Stored records
+-------+

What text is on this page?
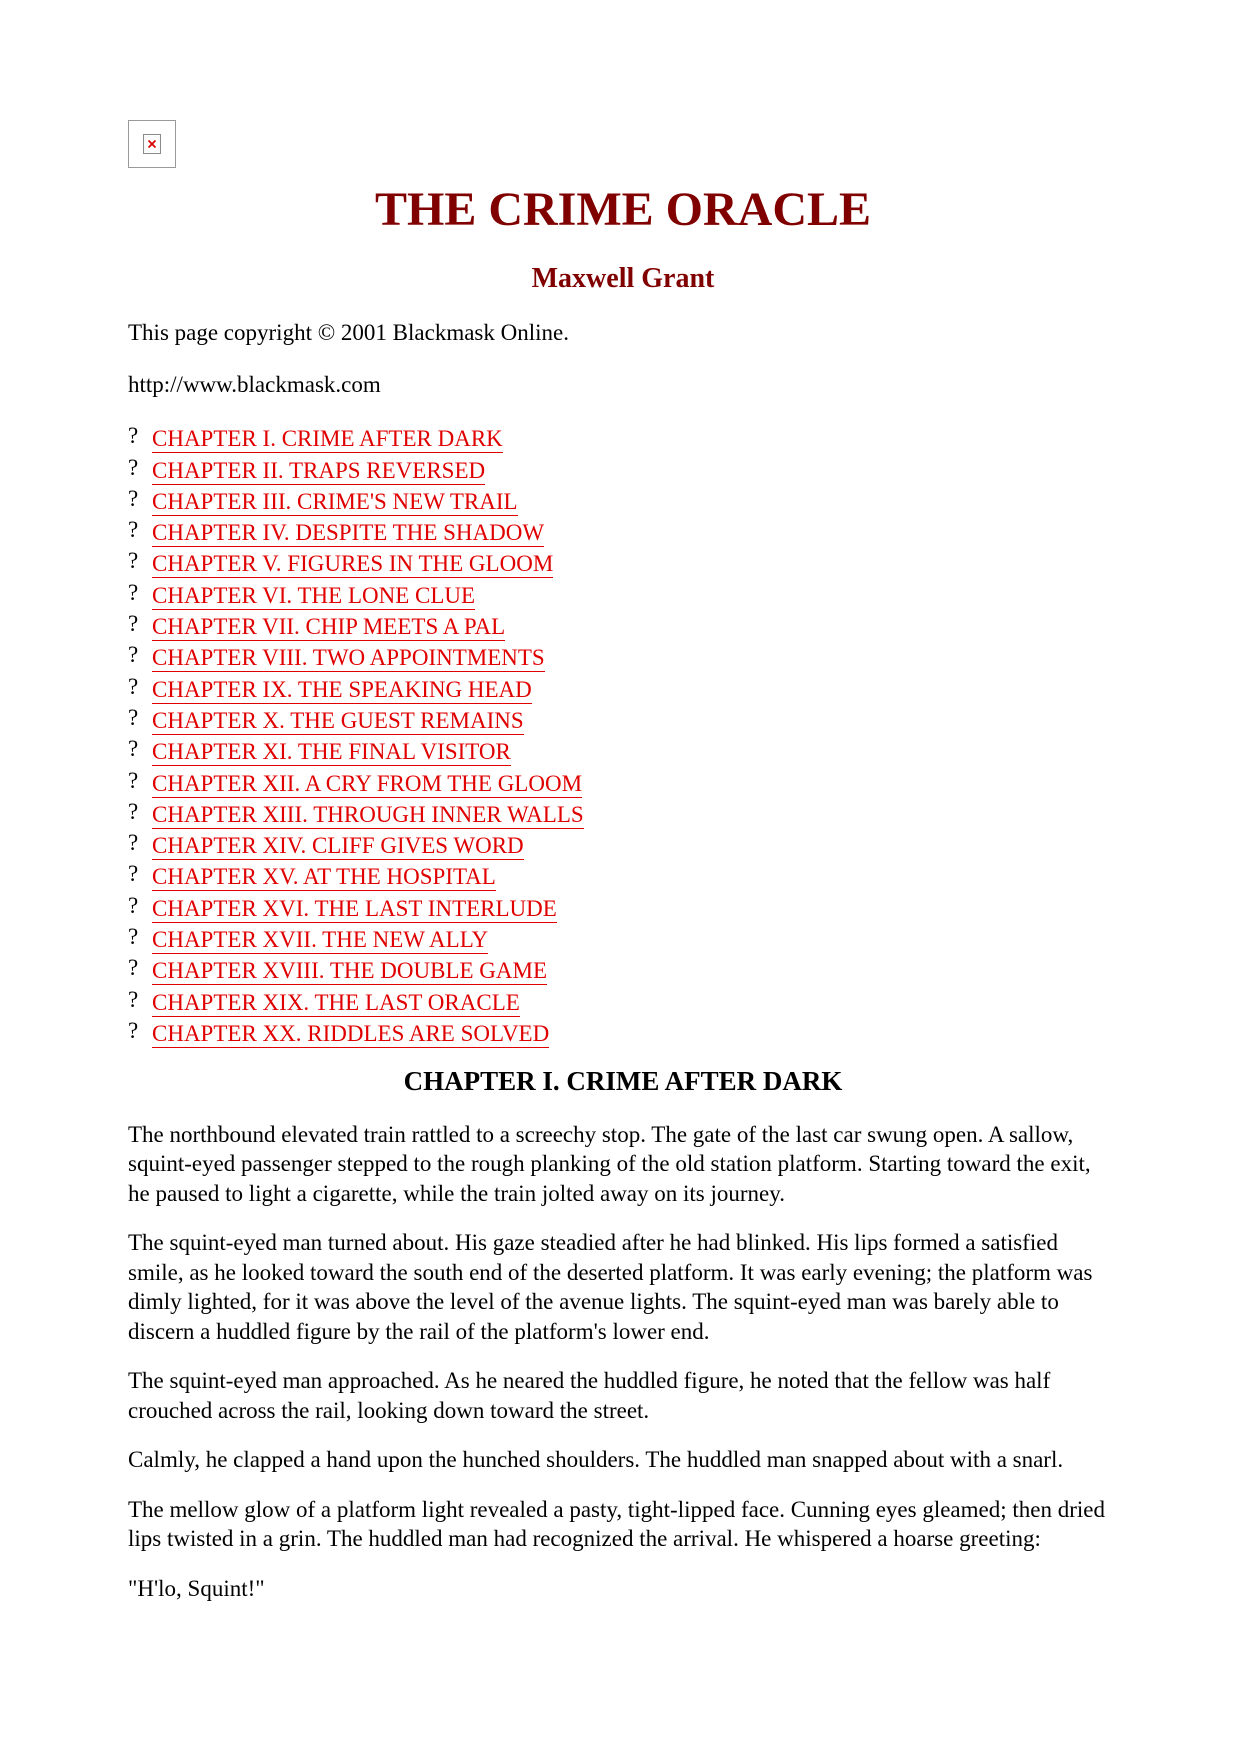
THE CRIME ORACLE
Maxwell Grant

This page copyright © 2001 Blackmask Online.

http://www.blackmask.com

? CHAPTER I. CRIME AFTER DARK
? CHAPTER II. TRAPS REVERSED
? CHAPTER III. CRIME'S NEW TRAIL
? CHAPTER IV. DESPITE THE SHADOW
? CHAPTER V. FIGURES IN THE GLOOM
? CHAPTER VI. THE LONE CLUE
? CHAPTER VII. CHIP MEETS A PAL
? CHAPTER VIII. TWO APPOINTMENTS
? CHAPTER IX. THE SPEAKING HEAD
? CHAPTER X. THE GUEST REMAINS
? CHAPTER XI. THE FINAL VISITOR
? CHAPTER XII. A CRY FROM THE GLOOM
? CHAPTER XIII. THROUGH INNER WALLS
? CHAPTER XIV. CLIFF GIVES WORD
? CHAPTER XV. AT THE HOSPITAL
? CHAPTER XVI. THE LAST INTERLUDE
? CHAPTER XVII. THE NEW ALLY
? CHAPTER XVIII. THE DOUBLE GAME
? CHAPTER XIX. THE LAST ORACLE
? CHAPTER XX. RIDDLES ARE SOLVED

CHAPTER I. CRIME AFTER DARK

The northbound elevated train rattled to a screechy stop. The gate of the last car swung open. A sallow, squint-eyed passenger stepped to the rough planking of the old station platform. Starting toward the exit, he paused to light a cigarette, while the train jolted away on its journey.

The squint-eyed man turned about. His gaze steadied after he had blinked. His lips formed a satisfied smile, as he looked toward the south end of the deserted platform. It was early evening; the platform was dimly lighted, for it was above the level of the avenue lights. The squint-eyed man was barely able to discern a huddled figure by the rail of the platform's lower end.

The squint-eyed man approached. As he neared the huddled figure, he noted that the fellow was half crouched across the rail, looking down toward the street.

Calmly, he clapped a hand upon the hunched shoulders. The huddled man snapped about with a snarl.

The mellow glow of a platform light revealed a pasty, tight-lipped face. Cunning eyes gleamed; then dried lips twisted in a grin. The huddled man had recognized the arrival. He whispered a hoarse greeting:

"H'lo, Squint!"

+-------+

◆ **TASK DESCRIPTION**
Write out the records above once more, word for word, with no pictures.

◆ **TASK ANSWER**
What text is on this page?
THE CRIME ORACLE
Maxwell Grant

This page copyright © 2001 Blackmask Online.

http://www.blackmask.com

? CHAPTER I. CRIME AFTER DARK
? CHAPTER II. TRAPS REVERSED
? CHAPTER III. CRIME'S NEW TRAIL
? CHAPTER IV. DESPITE THE SHADOW
? CHAPTER V. FIGURES IN THE GLOOM
? CHAPTER VI. THE LONE CLUE
? CHAPTER VII. CHIP MEETS A PAL
? CHAPTER VIII. TWO APPOINTMENTS
? CHAPTER IX. THE SPEAKING HEAD
? CHAPTER X. THE GUEST REMAINS
? CHAPTER XI. THE FINAL VISITOR
? CHAPTER XII. A CRY FROM THE GLOOM
? CHAPTER XIII. THROUGH INNER WALLS
? CHAPTER XIV. CLIFF GIVES WORD
? CHAPTER XV. AT THE HOSPITAL
? CHAPTER XVI. THE LAST INTERLUDE
? CHAPTER XVII. THE NEW ALLY
? CHAPTER XVIII. THE DOUBLE GAME
? CHAPTER XIX. THE LAST ORACLE
? CHAPTER XX. RIDDLES ARE SOLVED

CHAPTER I. CRIME AFTER DARK

The northbound elevated train rattled to a screechy stop. The gate of the last car swung open. A sallow, squint-eyed passenger stepped to the rough planking of the old station platform. Starting toward the exit, he paused to light a cigarette, while the train jolted away on its journey.

The squint-eyed man turned about. His gaze steadied after he had blinked. His lips formed a satisfied smile, as he looked toward the south end of the deserted platform. It was early evening; the platform was dimly lighted, for it was above the level of the avenue lights. The squint-eyed man was barely able to discern a huddled figure by the rail of the platform's lower end.

The squint-eyed man approached. As he neared the huddled figure, he noted that the fellow was half crouched across the rail, looking down toward the street.

Calmly, he clapped a hand upon the hunched shoulders. The huddled man snapped about with a snarl.

The mellow glow of a platform light revealed a pasty, tight-lipped face. Cunning eyes gleamed; then dried lips twisted in a grin. The huddled man had recognized the arrival. He whispered a hoarse greeting:

"H'lo, Squint!"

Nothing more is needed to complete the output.